(Figure record listings)
········
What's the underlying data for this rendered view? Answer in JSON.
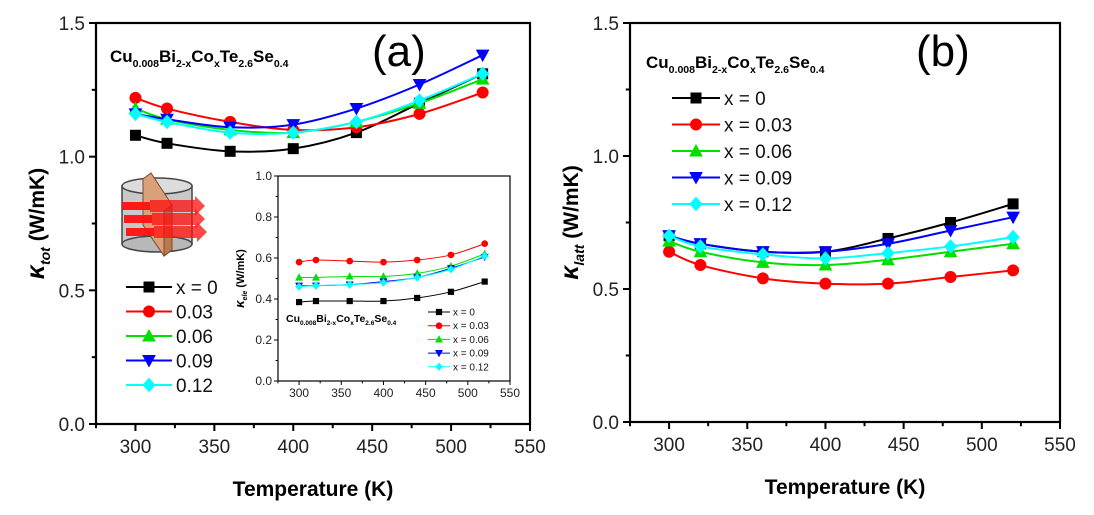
{
  "formula": [
    {
      "t": "Cu",
      "s": "0.008"
    },
    {
      "t": "Bi",
      "s": "2-x"
    },
    {
      "t": "Co",
      "s": "x"
    },
    {
      "t": "Te",
      "s": "2.6"
    },
    {
      "t": "Se",
      "s": "0.4"
    }
  ],
  "colors": {
    "x=0": "#000000",
    "x=0.03": "#ff0000",
    "x=0.06": "#00e000",
    "x=0.09": "#0000ff",
    "x=0.12": "#00ffff"
  },
  "chart_data": [
    {
      "id": "a",
      "type": "line",
      "panel_label": "(a)",
      "xlabel": "Temperature (K)",
      "ylabel": {
        "symbol": "κ",
        "sub": "tot",
        "unit": " (W/mK)"
      },
      "xlim": [
        275,
        550
      ],
      "ylim": [
        0,
        1.5
      ],
      "xticks": [
        300,
        350,
        400,
        450,
        500,
        550
      ],
      "yticks": [
        "0.0",
        "0.5",
        "1.0",
        "1.5"
      ],
      "grid": false,
      "legend_position": "left-middle",
      "x": [
        300,
        320,
        360,
        400,
        440,
        480,
        520
      ],
      "series": [
        {
          "name": "x = 0",
          "marker": "square",
          "color": "#000000",
          "values": [
            1.08,
            1.05,
            1.02,
            1.03,
            1.09,
            1.2,
            1.31
          ]
        },
        {
          "name": "0.03",
          "marker": "circle",
          "color": "#ff0000",
          "values": [
            1.22,
            1.18,
            1.13,
            1.1,
            1.11,
            1.16,
            1.24
          ]
        },
        {
          "name": "0.06",
          "marker": "triangle-up",
          "color": "#00e000",
          "values": [
            1.18,
            1.14,
            1.1,
            1.09,
            1.13,
            1.2,
            1.29
          ]
        },
        {
          "name": "0.09",
          "marker": "triangle-down",
          "color": "#0000ff",
          "values": [
            1.16,
            1.14,
            1.11,
            1.12,
            1.18,
            1.27,
            1.38
          ]
        },
        {
          "name": "0.12",
          "marker": "diamond",
          "color": "#00ffff",
          "values": [
            1.16,
            1.13,
            1.09,
            1.09,
            1.13,
            1.21,
            1.31
          ]
        }
      ]
    },
    {
      "id": "inset",
      "type": "line",
      "xlabel": "",
      "ylabel": {
        "symbol": "κ",
        "sub": "ele",
        "unit": " (W/mK)"
      },
      "xlim": [
        275,
        550
      ],
      "ylim": [
        0,
        1.0
      ],
      "xticks": [
        300,
        350,
        400,
        450,
        500,
        550
      ],
      "yticks": [
        "0.0",
        "0.2",
        "0.4",
        "0.6",
        "0.8",
        "1.0"
      ],
      "grid": false,
      "legend_position": "bottom-right",
      "x": [
        300,
        320,
        360,
        400,
        440,
        480,
        520
      ],
      "series": [
        {
          "name": "x = 0",
          "marker": "square",
          "color": "#000000",
          "values": [
            0.385,
            0.39,
            0.39,
            0.39,
            0.405,
            0.435,
            0.485
          ]
        },
        {
          "name": "x = 0.03",
          "marker": "circle",
          "color": "#ff0000",
          "values": [
            0.58,
            0.59,
            0.585,
            0.58,
            0.59,
            0.615,
            0.67
          ]
        },
        {
          "name": "x = 0.06",
          "marker": "triangle-up",
          "color": "#00e000",
          "values": [
            0.505,
            0.505,
            0.51,
            0.51,
            0.525,
            0.56,
            0.62
          ]
        },
        {
          "name": "x = 0.09",
          "marker": "triangle-down",
          "color": "#0000ff",
          "values": [
            0.465,
            0.465,
            0.47,
            0.485,
            0.505,
            0.55,
            0.605
          ]
        },
        {
          "name": "x = 0.12",
          "marker": "diamond",
          "color": "#00ffff",
          "values": [
            0.46,
            0.465,
            0.47,
            0.48,
            0.505,
            0.545,
            0.61
          ]
        }
      ]
    },
    {
      "id": "b",
      "type": "line",
      "panel_label": "(b)",
      "xlabel": "Temperature (K)",
      "ylabel": {
        "symbol": "κ",
        "sub": "latt",
        "unit": " (W/mK)"
      },
      "xlim": [
        275,
        550
      ],
      "ylim": [
        0,
        1.5
      ],
      "xticks": [
        300,
        350,
        400,
        450,
        500,
        550
      ],
      "yticks": [
        "0.0",
        "0.5",
        "1.0",
        "1.5"
      ],
      "grid": false,
      "legend_position": "top-left",
      "x": [
        300,
        320,
        360,
        400,
        440,
        480,
        520
      ],
      "series": [
        {
          "name": "x = 0",
          "marker": "square",
          "color": "#000000",
          "values": [
            0.7,
            0.67,
            0.64,
            0.64,
            0.69,
            0.75,
            0.82
          ]
        },
        {
          "name": "x = 0.03",
          "marker": "circle",
          "color": "#ff0000",
          "values": [
            0.64,
            0.59,
            0.54,
            0.52,
            0.52,
            0.545,
            0.57
          ]
        },
        {
          "name": "x = 0.06",
          "marker": "triangle-up",
          "color": "#00e000",
          "values": [
            0.68,
            0.64,
            0.6,
            0.59,
            0.61,
            0.64,
            0.67
          ]
        },
        {
          "name": "x = 0.09",
          "marker": "triangle-down",
          "color": "#0000ff",
          "values": [
            0.7,
            0.67,
            0.64,
            0.64,
            0.67,
            0.72,
            0.77
          ]
        },
        {
          "name": "x = 0.12",
          "marker": "diamond",
          "color": "#00ffff",
          "values": [
            0.7,
            0.66,
            0.63,
            0.615,
            0.635,
            0.66,
            0.695
          ]
        }
      ]
    }
  ]
}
········
Reproduce the material word for word, minus the images.

# [Result for this exercise]
What's the underlying data for this rendered view? Answer in JSON.
{
  "formula": [
    {
      "t": "Cu",
      "s": "0.008"
    },
    {
      "t": "Bi",
      "s": "2-x"
    },
    {
      "t": "Co",
      "s": "x"
    },
    {
      "t": "Te",
      "s": "2.6"
    },
    {
      "t": "Se",
      "s": "0.4"
    }
  ],
  "colors": {
    "x=0": "#000000",
    "x=0.03": "#ff0000",
    "x=0.06": "#00e000",
    "x=0.09": "#0000ff",
    "x=0.12": "#00ffff"
  },
  "chart_data": [
    {
      "id": "a",
      "type": "line",
      "panel_label": "(a)",
      "xlabel": "Temperature (K)",
      "ylabel": {
        "symbol": "κ",
        "sub": "tot",
        "unit": " (W/mK)"
      },
      "xlim": [
        275,
        550
      ],
      "ylim": [
        0,
        1.5
      ],
      "xticks": [
        300,
        350,
        400,
        450,
        500,
        550
      ],
      "yticks": [
        "0.0",
        "0.5",
        "1.0",
        "1.5"
      ],
      "grid": false,
      "legend_position": "left-middle",
      "x": [
        300,
        320,
        360,
        400,
        440,
        480,
        520
      ],
      "series": [
        {
          "name": "x = 0",
          "marker": "square",
          "color": "#000000",
          "values": [
            1.08,
            1.05,
            1.02,
            1.03,
            1.09,
            1.2,
            1.31
          ]
        },
        {
          "name": "0.03",
          "marker": "circle",
          "color": "#ff0000",
          "values": [
            1.22,
            1.18,
            1.13,
            1.1,
            1.11,
            1.16,
            1.24
          ]
        },
        {
          "name": "0.06",
          "marker": "triangle-up",
          "color": "#00e000",
          "values": [
            1.18,
            1.14,
            1.1,
            1.09,
            1.13,
            1.2,
            1.29
          ]
        },
        {
          "name": "0.09",
          "marker": "triangle-down",
          "color": "#0000ff",
          "values": [
            1.16,
            1.14,
            1.11,
            1.12,
            1.18,
            1.27,
            1.38
          ]
        },
        {
          "name": "0.12",
          "marker": "diamond",
          "color": "#00ffff",
          "values": [
            1.16,
            1.13,
            1.09,
            1.09,
            1.13,
            1.21,
            1.31
          ]
        }
      ]
    },
    {
      "id": "inset",
      "type": "line",
      "xlabel": "",
      "ylabel": {
        "symbol": "κ",
        "sub": "ele",
        "unit": " (W/mK)"
      },
      "xlim": [
        275,
        550
      ],
      "ylim": [
        0,
        1.0
      ],
      "xticks": [
        300,
        350,
        400,
        450,
        500,
        550
      ],
      "yticks": [
        "0.0",
        "0.2",
        "0.4",
        "0.6",
        "0.8",
        "1.0"
      ],
      "grid": false,
      "legend_position": "bottom-right",
      "x": [
        300,
        320,
        360,
        400,
        440,
        480,
        520
      ],
      "series": [
        {
          "name": "x = 0",
          "marker": "square",
          "color": "#000000",
          "values": [
            0.385,
            0.39,
            0.39,
            0.39,
            0.405,
            0.435,
            0.485
          ]
        },
        {
          "name": "x = 0.03",
          "marker": "circle",
          "color": "#ff0000",
          "values": [
            0.58,
            0.59,
            0.585,
            0.58,
            0.59,
            0.615,
            0.67
          ]
        },
        {
          "name": "x = 0.06",
          "marker": "triangle-up",
          "color": "#00e000",
          "values": [
            0.505,
            0.505,
            0.51,
            0.51,
            0.525,
            0.56,
            0.62
          ]
        },
        {
          "name": "x = 0.09",
          "marker": "triangle-down",
          "color": "#0000ff",
          "values": [
            0.465,
            0.465,
            0.47,
            0.485,
            0.505,
            0.55,
            0.605
          ]
        },
        {
          "name": "x = 0.12",
          "marker": "diamond",
          "color": "#00ffff",
          "values": [
            0.46,
            0.465,
            0.47,
            0.48,
            0.505,
            0.545,
            0.61
          ]
        }
      ]
    },
    {
      "id": "b",
      "type": "line",
      "panel_label": "(b)",
      "xlabel": "Temperature (K)",
      "ylabel": {
        "symbol": "κ",
        "sub": "latt",
        "unit": " (W/mK)"
      },
      "xlim": [
        275,
        550
      ],
      "ylim": [
        0,
        1.5
      ],
      "xticks": [
        300,
        350,
        400,
        450,
        500,
        550
      ],
      "yticks": [
        "0.0",
        "0.5",
        "1.0",
        "1.5"
      ],
      "grid": false,
      "legend_position": "top-left",
      "x": [
        300,
        320,
        360,
        400,
        440,
        480,
        520
      ],
      "series": [
        {
          "name": "x = 0",
          "marker": "square",
          "color": "#000000",
          "values": [
            0.7,
            0.67,
            0.64,
            0.64,
            0.69,
            0.75,
            0.82
          ]
        },
        {
          "name": "x = 0.03",
          "marker": "circle",
          "color": "#ff0000",
          "values": [
            0.64,
            0.59,
            0.54,
            0.52,
            0.52,
            0.545,
            0.57
          ]
        },
        {
          "name": "x = 0.06",
          "marker": "triangle-up",
          "color": "#00e000",
          "values": [
            0.68,
            0.64,
            0.6,
            0.59,
            0.61,
            0.64,
            0.67
          ]
        },
        {
          "name": "x = 0.09",
          "marker": "triangle-down",
          "color": "#0000ff",
          "values": [
            0.7,
            0.67,
            0.64,
            0.64,
            0.67,
            0.72,
            0.77
          ]
        },
        {
          "name": "x = 0.12",
          "marker": "diamond",
          "color": "#00ffff",
          "values": [
            0.7,
            0.66,
            0.63,
            0.615,
            0.635,
            0.66,
            0.695
          ]
        }
      ]
    }
  ]
}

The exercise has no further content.